[EXERCISE]
Copy out the complete listing, word for word.

[SUPPLIED INFORMATION]
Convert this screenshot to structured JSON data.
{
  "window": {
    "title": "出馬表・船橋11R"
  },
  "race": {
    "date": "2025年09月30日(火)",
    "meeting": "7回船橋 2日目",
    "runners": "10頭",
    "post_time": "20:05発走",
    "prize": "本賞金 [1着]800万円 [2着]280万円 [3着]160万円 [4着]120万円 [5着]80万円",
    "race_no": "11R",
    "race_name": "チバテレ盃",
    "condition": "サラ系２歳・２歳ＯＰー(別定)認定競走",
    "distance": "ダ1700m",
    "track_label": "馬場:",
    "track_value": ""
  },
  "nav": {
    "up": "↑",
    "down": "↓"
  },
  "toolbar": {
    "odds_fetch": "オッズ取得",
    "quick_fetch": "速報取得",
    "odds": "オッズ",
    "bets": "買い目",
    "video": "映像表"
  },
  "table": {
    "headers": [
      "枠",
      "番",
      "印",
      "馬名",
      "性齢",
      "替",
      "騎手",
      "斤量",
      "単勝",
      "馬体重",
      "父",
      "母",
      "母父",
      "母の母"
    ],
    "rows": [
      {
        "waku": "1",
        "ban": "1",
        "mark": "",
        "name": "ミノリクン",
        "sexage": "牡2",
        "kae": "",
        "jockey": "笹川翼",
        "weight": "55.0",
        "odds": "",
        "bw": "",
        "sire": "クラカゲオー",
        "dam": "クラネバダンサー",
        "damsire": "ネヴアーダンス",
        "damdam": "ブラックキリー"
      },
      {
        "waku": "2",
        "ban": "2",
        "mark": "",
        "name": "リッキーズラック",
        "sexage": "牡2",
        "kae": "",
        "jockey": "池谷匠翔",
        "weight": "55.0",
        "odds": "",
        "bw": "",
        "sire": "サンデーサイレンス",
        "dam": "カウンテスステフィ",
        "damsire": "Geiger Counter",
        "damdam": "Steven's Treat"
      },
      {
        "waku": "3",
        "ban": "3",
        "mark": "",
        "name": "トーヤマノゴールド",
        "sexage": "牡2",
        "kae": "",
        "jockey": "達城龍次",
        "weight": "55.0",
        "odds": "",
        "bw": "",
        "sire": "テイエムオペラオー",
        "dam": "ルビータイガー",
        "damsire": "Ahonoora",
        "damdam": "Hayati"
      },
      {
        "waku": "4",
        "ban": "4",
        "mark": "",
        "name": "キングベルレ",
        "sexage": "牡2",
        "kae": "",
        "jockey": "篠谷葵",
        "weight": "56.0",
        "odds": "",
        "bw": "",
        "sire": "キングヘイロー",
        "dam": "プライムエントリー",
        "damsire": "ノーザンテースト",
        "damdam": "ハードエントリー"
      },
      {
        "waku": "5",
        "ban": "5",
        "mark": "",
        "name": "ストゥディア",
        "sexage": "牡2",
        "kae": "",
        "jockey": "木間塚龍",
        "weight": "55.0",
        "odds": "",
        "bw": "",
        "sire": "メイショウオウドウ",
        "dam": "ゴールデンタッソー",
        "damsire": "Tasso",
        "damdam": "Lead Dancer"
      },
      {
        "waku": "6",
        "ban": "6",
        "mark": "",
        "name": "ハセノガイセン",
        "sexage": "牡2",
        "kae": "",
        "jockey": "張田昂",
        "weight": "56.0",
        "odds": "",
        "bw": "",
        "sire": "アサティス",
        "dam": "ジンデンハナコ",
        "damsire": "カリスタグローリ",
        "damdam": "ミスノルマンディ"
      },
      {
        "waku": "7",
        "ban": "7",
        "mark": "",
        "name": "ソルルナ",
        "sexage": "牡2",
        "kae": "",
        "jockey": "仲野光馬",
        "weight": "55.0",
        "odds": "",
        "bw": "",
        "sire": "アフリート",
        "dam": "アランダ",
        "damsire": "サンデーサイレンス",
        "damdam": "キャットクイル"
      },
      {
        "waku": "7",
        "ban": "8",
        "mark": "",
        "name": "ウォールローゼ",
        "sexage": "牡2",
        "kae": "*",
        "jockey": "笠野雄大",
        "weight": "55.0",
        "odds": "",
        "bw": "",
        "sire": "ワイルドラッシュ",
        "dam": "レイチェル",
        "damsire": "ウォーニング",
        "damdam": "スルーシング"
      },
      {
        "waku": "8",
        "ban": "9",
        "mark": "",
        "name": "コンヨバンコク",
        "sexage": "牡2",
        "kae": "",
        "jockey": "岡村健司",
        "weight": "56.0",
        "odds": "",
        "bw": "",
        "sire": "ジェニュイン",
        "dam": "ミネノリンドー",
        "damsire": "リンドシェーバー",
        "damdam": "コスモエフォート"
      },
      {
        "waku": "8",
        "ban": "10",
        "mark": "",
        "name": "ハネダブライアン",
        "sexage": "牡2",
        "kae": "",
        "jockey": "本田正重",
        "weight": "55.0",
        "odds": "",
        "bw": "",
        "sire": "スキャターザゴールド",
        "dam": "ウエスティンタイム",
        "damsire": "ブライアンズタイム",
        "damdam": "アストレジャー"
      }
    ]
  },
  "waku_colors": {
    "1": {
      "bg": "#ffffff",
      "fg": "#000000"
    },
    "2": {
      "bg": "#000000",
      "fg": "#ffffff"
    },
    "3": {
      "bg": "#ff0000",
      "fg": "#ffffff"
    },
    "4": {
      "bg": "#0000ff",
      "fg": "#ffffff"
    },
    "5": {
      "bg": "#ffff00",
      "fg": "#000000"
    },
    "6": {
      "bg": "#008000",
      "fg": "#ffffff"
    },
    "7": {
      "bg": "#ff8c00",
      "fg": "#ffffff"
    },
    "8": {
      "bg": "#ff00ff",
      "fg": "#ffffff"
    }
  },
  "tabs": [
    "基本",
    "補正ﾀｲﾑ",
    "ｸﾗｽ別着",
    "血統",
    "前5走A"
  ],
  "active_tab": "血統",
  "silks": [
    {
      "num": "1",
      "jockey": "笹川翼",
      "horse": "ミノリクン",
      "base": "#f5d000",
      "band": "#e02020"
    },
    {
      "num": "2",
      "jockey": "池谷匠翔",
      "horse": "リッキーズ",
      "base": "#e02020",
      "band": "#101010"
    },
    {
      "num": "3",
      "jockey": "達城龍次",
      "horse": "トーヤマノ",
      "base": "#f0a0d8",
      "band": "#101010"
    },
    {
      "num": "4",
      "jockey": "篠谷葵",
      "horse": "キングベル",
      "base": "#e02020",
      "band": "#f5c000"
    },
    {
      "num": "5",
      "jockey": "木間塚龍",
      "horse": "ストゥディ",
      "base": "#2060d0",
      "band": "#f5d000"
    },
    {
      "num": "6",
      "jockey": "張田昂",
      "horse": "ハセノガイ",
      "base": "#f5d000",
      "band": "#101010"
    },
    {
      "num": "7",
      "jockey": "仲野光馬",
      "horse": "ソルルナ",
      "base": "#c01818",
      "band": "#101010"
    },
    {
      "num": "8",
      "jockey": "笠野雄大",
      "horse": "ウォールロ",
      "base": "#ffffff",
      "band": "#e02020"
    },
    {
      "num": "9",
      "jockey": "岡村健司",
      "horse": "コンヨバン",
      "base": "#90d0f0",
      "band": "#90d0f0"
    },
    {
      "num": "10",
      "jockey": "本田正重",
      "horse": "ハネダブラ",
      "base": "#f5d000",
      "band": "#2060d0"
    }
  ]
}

[WRITTEN SOLUTION]
Convert this screenshot to structured JSON data.
{
  "window": {
    "title": "出馬表・船橋11R"
  },
  "race": {
    "date": "2025年09月30日(火)",
    "meeting": "7回船橋 2日目",
    "runners": "10頭",
    "post_time": "20:05発走",
    "prize": "本賞金 [1着]800万円 [2着]280万円 [3着]160万円 [4着]120万円 [5着]80万円",
    "race_no": "11R",
    "race_name": "チバテレ盃",
    "condition": "サラ系２歳・２歳ＯＰー(別定)認定競走",
    "distance": "ダ1700m",
    "track_label": "馬場:",
    "track_value": ""
  },
  "nav": {
    "up": "↑",
    "down": "↓"
  },
  "toolbar": {
    "odds_fetch": "オッズ取得",
    "quick_fetch": "速報取得",
    "odds": "オッズ",
    "bets": "買い目",
    "video": "映像表"
  },
  "table": {
    "headers": [
      "枠",
      "番",
      "印",
      "馬名",
      "性齢",
      "替",
      "騎手",
      "斤量",
      "単勝",
      "馬体重",
      "父",
      "母",
      "母父",
      "母の母"
    ],
    "rows": [
      {
        "waku": "1",
        "ban": "1",
        "mark": "",
        "name": "ミノリクン",
        "sexage": "牡2",
        "kae": "",
        "jockey": "笹川翼",
        "weight": "55.0",
        "odds": "",
        "bw": "",
        "sire": "クラカゲオー",
        "dam": "クラネバダンサー",
        "damsire": "ネヴアーダンス",
        "damdam": "ブラックキリー"
      },
      {
        "waku": "2",
        "ban": "2",
        "mark": "",
        "name": "リッキーズラック",
        "sexage": "牡2",
        "kae": "",
        "jockey": "池谷匠翔",
        "weight": "55.0",
        "odds": "",
        "bw": "",
        "sire": "サンデーサイレンス",
        "dam": "カウンテスステフィ",
        "damsire": "Geiger Counter",
        "damdam": "Steven's Treat"
      },
      {
        "waku": "3",
        "ban": "3",
        "mark": "",
        "name": "トーヤマノゴールド",
        "sexage": "牡2",
        "kae": "",
        "jockey": "達城龍次",
        "weight": "55.0",
        "odds": "",
        "bw": "",
        "sire": "テイエムオペラオー",
        "dam": "ルビータイガー",
        "damsire": "Ahonoora",
        "damdam": "Hayati"
      },
      {
        "waku": "4",
        "ban": "4",
        "mark": "",
        "name": "キングベルレ",
        "sexage": "牡2",
        "kae": "",
        "jockey": "篠谷葵",
        "weight": "56.0",
        "odds": "",
        "bw": "",
        "sire": "キングヘイロー",
        "dam": "プライムエントリー",
        "damsire": "ノーザンテースト",
        "damdam": "ハードエントリー"
      },
      {
        "waku": "5",
        "ban": "5",
        "mark": "",
        "name": "ストゥディア",
        "sexage": "牡2",
        "kae": "",
        "jockey": "木間塚龍",
        "weight": "55.0",
        "odds": "",
        "bw": "",
        "sire": "メイショウオウドウ",
        "dam": "ゴールデンタッソー",
        "damsire": "Tasso",
        "damdam": "Lead Dancer"
      },
      {
        "waku": "6",
        "ban": "6",
        "mark": "",
        "name": "ハセノガイセン",
        "sexage": "牡2",
        "kae": "",
        "jockey": "張田昂",
        "weight": "56.0",
        "odds": "",
        "bw": "",
        "sire": "アサティス",
        "dam": "ジンデンハナコ",
        "damsire": "カリスタグローリ",
        "damdam": "ミスノルマンディ"
      },
      {
        "waku": "7",
        "ban": "7",
        "mark": "",
        "name": "ソルルナ",
        "sexage": "牡2",
        "kae": "",
        "jockey": "仲野光馬",
        "weight": "55.0",
        "odds": "",
        "bw": "",
        "sire": "アフリート",
        "dam": "アランダ",
        "damsire": "サンデーサイレンス",
        "damdam": "キャットクイル"
      },
      {
        "waku": "7",
        "ban": "8",
        "mark": "",
        "name": "ウォールローゼ",
        "sexage": "牡2",
        "kae": "*",
        "jockey": "笠野雄大",
        "weight": "55.0",
        "odds": "",
        "bw": "",
        "sire": "ワイルドラッシュ",
        "dam": "レイチェル",
        "damsire": "ウォーニング",
        "damdam": "スルーシング"
      },
      {
        "waku": "8",
        "ban": "9",
        "mark": "",
        "name": "コンヨバンコク",
        "sexage": "牡2",
        "kae": "",
        "jockey": "岡村健司",
        "weight": "56.0",
        "odds": "",
        "bw": "",
        "sire": "ジェニュイン",
        "dam": "ミネノリンドー",
        "damsire": "リンドシェーバー",
        "damdam": "コスモエフォート"
      },
      {
        "waku": "8",
        "ban": "10",
        "mark": "",
        "name": "ハネダブライアン",
        "sexage": "牡2",
        "kae": "",
        "jockey": "本田正重",
        "weight": "55.0",
        "odds": "",
        "bw": "",
        "sire": "スキャターザゴールド",
        "dam": "ウエスティンタイム",
        "damsire": "ブライアンズタイム",
        "damdam": "アストレジャー"
      }
    ]
  },
  "waku_colors": {
    "1": {
      "bg": "#ffffff",
      "fg": "#000000"
    },
    "2": {
      "bg": "#000000",
      "fg": "#ffffff"
    },
    "3": {
      "bg": "#ff0000",
      "fg": "#ffffff"
    },
    "4": {
      "bg": "#0000ff",
      "fg": "#ffffff"
    },
    "5": {
      "bg": "#ffff00",
      "fg": "#000000"
    },
    "6": {
      "bg": "#008000",
      "fg": "#ffffff"
    },
    "7": {
      "bg": "#ff8c00",
      "fg": "#ffffff"
    },
    "8": {
      "bg": "#ff00ff",
      "fg": "#ffffff"
    }
  },
  "tabs": [
    "基本",
    "補正ﾀｲﾑ",
    "ｸﾗｽ別着",
    "血統",
    "前5走A"
  ],
  "active_tab": "血統",
  "silks": [
    {
      "num": "1",
      "jockey": "笹川翼",
      "horse": "ミノリクン",
      "base": "#f5d000",
      "band": "#e02020"
    },
    {
      "num": "2",
      "jockey": "池谷匠翔",
      "horse": "リッキーズ",
      "base": "#e02020",
      "band": "#101010"
    },
    {
      "num": "3",
      "jockey": "達城龍次",
      "horse": "トーヤマノ",
      "base": "#f0a0d8",
      "band": "#101010"
    },
    {
      "num": "4",
      "jockey": "篠谷葵",
      "horse": "キングベル",
      "base": "#e02020",
      "band": "#f5c000"
    },
    {
      "num": "5",
      "jockey": "木間塚龍",
      "horse": "ストゥディ",
      "base": "#2060d0",
      "band": "#f5d000"
    },
    {
      "num": "6",
      "jockey": "張田昂",
      "horse": "ハセノガイ",
      "base": "#f5d000",
      "band": "#101010"
    },
    {
      "num": "7",
      "jockey": "仲野光馬",
      "horse": "ソルルナ",
      "base": "#c01818",
      "band": "#101010"
    },
    {
      "num": "8",
      "jockey": "笠野雄大",
      "horse": "ウォールロ",
      "base": "#ffffff",
      "band": "#e02020"
    },
    {
      "num": "9",
      "jockey": "岡村健司",
      "horse": "コンヨバン",
      "base": "#90d0f0",
      "band": "#90d0f0"
    },
    {
      "num": "10",
      "jockey": "本田正重",
      "horse": "ハネダブラ",
      "base": "#f5d000",
      "band": "#2060d0"
    }
  ]
}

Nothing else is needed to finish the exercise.